(begin)
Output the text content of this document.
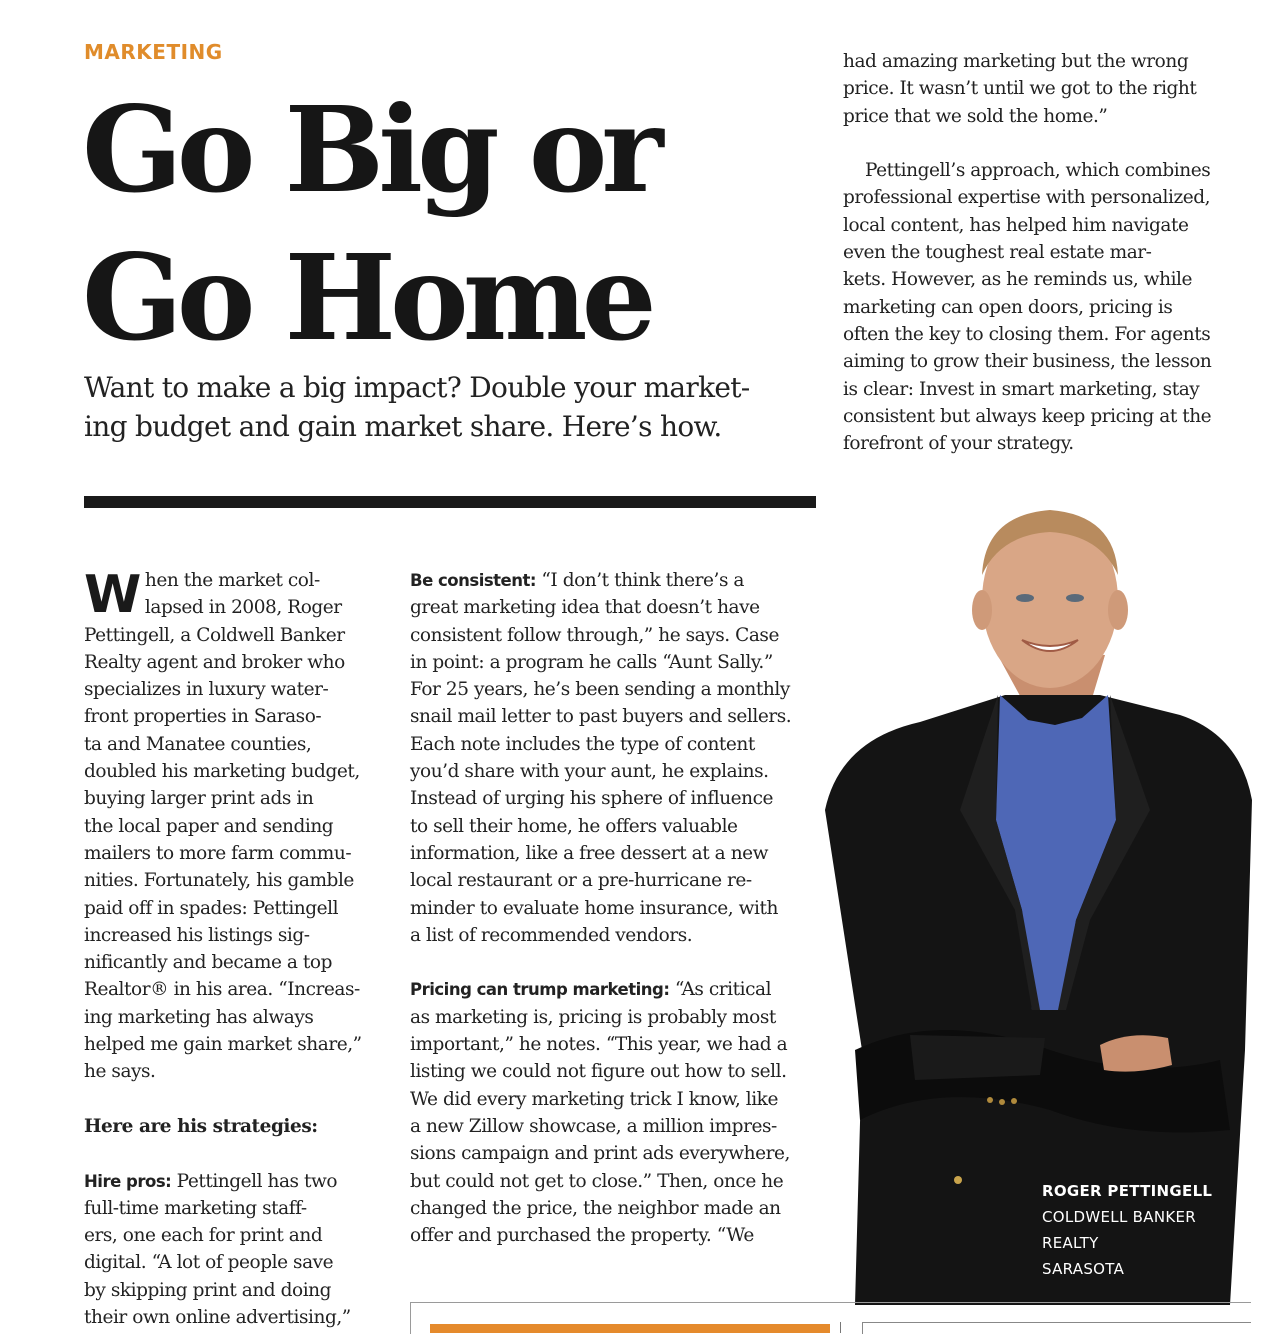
MARKETING
Go Big or
Go Home
Want to make a big impact? Double your market-
ing budget and gain market share. Here’s how.
W hen the market col-
lapsed in 2008, Roger
Pettingell, a Coldwell Banker
Realty agent and broker who
specializes in luxury water-
front properties in Saraso-
ta and Manatee counties,
doubled his marketing budget,
buying larger print ads in
the local paper and sending
mailers to more farm commu-
nities. Fortunately, his gamble
paid off in spades: Pettingell
increased his listings sig-
nificantly and became a top
Realtor® in his area. “Increas-
ing marketing has always
helped me gain market share,”
he says.
Here are his strategies:
Hire pros: Pettingell has two
full-time marketing staff-
ers, one each for print and
digital. “A lot of people save
by skipping print and doing
their own online advertising,”
Be consistent: “I don’t think there’s a
great marketing idea that doesn’t have
consistent follow through,” he says. Case
in point: a program he calls “Aunt Sally.”
For 25 years, he’s been sending a monthly
snail mail letter to past buyers and sellers.
Each note includes the type of content
you’d share with your aunt, he explains.
Instead of urging his sphere of influence
to sell their home, he offers valuable
information, like a free dessert at a new
local restaurant or a pre-hurricane re-
minder to evaluate home insurance, with
a list of recommended vendors.
Pricing can trump marketing: “As critical
as marketing is, pricing is probably most
important,” he notes. “This year, we had a
listing we could not figure out how to sell.
We did every marketing trick I know, like
a new Zillow showcase, a million impres-
sions campaign and print ads everywhere,
but could not get to close.” Then, once he
changed the price, the neighbor made an
offer and purchased the property. “We
had amazing marketing but the wrong
price. It wasn’t until we got to the right
price that we sold the home.”
Pettingell’s approach, which combines
professional expertise with personalized,
local content, has helped him navigate
even the toughest real estate mar-
kets. However, as he reminds us, while
marketing can open doors, pricing is
often the key to closing them. For agents
aiming to grow their business, the lesson
is clear: Invest in smart marketing, stay
consistent but always keep pricing at the
forefront of your strategy.
ROGER PETTINGELL
COLDWELL BANKER
REALTY
SARASOTA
(end)
> _Instruction_
Retype everything in the material word for word, minus pictures.

> _Solution to the exercise_
Output the text content of this document.
MARKETING
Go Big or
Go Home
Want to make a big impact? Double your market-
ing budget and gain market share. Here’s how.
W hen the market col-
lapsed in 2008, Roger
Pettingell, a Coldwell Banker
Realty agent and broker who
specializes in luxury water-
front properties in Saraso-
ta and Manatee counties,
doubled his marketing budget,
buying larger print ads in
the local paper and sending
mailers to more farm commu-
nities. Fortunately, his gamble
paid off in spades: Pettingell
increased his listings sig-
nificantly and became a top
Realtor® in his area. “Increas-
ing marketing has always
helped me gain market share,”
he says.
Here are his strategies:
Hire pros: Pettingell has two
full-time marketing staff-
ers, one each for print and
digital. “A lot of people save
by skipping print and doing
their own online advertising,”
Be consistent: “I don’t think there’s a
great marketing idea that doesn’t have
consistent follow through,” he says. Case
in point: a program he calls “Aunt Sally.”
For 25 years, he’s been sending a monthly
snail mail letter to past buyers and sellers.
Each note includes the type of content
you’d share with your aunt, he explains.
Instead of urging his sphere of influence
to sell their home, he offers valuable
information, like a free dessert at a new
local restaurant or a pre-hurricane re-
minder to evaluate home insurance, with
a list of recommended vendors.
Pricing can trump marketing: “As critical
as marketing is, pricing is probably most
important,” he notes. “This year, we had a
listing we could not figure out how to sell.
We did every marketing trick I know, like
a new Zillow showcase, a million impres-
sions campaign and print ads everywhere,
but could not get to close.” Then, once he
changed the price, the neighbor made an
offer and purchased the property. “We
had amazing marketing but the wrong
price. It wasn’t until we got to the right
price that we sold the home.”
Pettingell’s approach, which combines
professional expertise with personalized,
local content, has helped him navigate
even the toughest real estate mar-
kets. However, as he reminds us, while
marketing can open doors, pricing is
often the key to closing them. For agents
aiming to grow their business, the lesson
is clear: Invest in smart marketing, stay
consistent but always keep pricing at the
forefront of your strategy.
ROGER PETTINGELL
COLDWELL BANKER
REALTY
SARASOTA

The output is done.